GIVEN PROBLEM
Read the lines that follow and tally those with the word "HUAWEI"; give the number and nothing else.
====================
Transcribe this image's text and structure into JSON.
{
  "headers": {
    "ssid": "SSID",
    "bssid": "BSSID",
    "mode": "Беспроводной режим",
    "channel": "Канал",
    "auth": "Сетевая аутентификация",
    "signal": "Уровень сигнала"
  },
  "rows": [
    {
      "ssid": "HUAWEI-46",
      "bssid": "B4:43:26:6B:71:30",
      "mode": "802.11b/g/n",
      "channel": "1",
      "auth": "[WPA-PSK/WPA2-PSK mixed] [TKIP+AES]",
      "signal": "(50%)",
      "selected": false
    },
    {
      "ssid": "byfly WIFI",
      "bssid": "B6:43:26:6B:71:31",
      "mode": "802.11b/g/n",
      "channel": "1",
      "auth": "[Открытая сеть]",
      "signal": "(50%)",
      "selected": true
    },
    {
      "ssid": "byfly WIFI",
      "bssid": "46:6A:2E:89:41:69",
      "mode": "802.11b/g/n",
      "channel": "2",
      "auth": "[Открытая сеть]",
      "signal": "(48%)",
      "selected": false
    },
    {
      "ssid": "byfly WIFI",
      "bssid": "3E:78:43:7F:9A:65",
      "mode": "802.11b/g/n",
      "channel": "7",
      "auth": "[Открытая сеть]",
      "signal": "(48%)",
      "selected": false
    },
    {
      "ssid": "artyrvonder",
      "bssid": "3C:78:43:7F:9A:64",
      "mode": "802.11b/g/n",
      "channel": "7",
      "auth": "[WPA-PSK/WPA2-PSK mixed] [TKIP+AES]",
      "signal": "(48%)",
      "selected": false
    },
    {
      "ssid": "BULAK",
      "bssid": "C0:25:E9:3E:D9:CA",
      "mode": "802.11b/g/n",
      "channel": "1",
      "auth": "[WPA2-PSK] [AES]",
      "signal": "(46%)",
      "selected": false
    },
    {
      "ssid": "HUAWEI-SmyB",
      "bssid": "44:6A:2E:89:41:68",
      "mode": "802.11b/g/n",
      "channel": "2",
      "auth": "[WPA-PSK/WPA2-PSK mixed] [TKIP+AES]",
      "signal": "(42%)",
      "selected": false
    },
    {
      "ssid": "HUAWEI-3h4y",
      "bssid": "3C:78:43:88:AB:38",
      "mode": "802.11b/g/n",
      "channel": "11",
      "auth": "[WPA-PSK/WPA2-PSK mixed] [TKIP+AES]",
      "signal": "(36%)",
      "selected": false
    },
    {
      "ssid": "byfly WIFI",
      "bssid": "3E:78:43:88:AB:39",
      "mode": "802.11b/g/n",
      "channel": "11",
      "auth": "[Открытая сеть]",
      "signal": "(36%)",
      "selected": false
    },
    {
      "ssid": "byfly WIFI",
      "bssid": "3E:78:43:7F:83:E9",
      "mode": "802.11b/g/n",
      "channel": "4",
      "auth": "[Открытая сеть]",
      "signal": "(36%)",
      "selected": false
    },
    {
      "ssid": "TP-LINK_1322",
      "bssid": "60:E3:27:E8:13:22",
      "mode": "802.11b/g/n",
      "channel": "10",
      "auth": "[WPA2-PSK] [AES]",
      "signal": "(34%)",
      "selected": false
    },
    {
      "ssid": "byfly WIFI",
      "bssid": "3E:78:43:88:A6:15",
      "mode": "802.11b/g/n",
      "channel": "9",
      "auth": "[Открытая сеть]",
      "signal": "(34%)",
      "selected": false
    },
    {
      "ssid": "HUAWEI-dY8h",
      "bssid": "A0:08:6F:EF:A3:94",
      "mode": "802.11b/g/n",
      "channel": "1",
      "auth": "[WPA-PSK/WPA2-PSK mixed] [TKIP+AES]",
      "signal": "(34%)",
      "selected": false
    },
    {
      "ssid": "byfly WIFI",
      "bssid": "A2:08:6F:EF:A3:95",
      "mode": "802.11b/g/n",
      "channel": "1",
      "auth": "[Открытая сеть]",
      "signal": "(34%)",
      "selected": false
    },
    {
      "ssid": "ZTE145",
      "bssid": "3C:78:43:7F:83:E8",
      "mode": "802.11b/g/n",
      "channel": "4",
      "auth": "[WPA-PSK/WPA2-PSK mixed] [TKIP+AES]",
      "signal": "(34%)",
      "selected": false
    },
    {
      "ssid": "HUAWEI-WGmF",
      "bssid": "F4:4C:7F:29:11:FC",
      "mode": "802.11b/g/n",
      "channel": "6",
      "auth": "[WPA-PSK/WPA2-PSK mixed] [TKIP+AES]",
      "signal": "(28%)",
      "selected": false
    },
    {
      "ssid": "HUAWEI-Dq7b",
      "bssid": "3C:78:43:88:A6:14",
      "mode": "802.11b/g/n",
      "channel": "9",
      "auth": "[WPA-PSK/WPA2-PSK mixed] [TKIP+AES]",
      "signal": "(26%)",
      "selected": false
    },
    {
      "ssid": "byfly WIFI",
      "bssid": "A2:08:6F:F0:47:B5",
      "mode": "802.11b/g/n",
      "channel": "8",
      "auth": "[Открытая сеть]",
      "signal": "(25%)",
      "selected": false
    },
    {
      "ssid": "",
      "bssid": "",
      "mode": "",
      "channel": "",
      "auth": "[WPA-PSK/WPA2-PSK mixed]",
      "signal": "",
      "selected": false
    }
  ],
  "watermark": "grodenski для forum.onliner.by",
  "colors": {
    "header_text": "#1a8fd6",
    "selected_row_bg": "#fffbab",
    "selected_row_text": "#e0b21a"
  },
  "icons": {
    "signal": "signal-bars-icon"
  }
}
====================
COMPLETE OUTPUT
6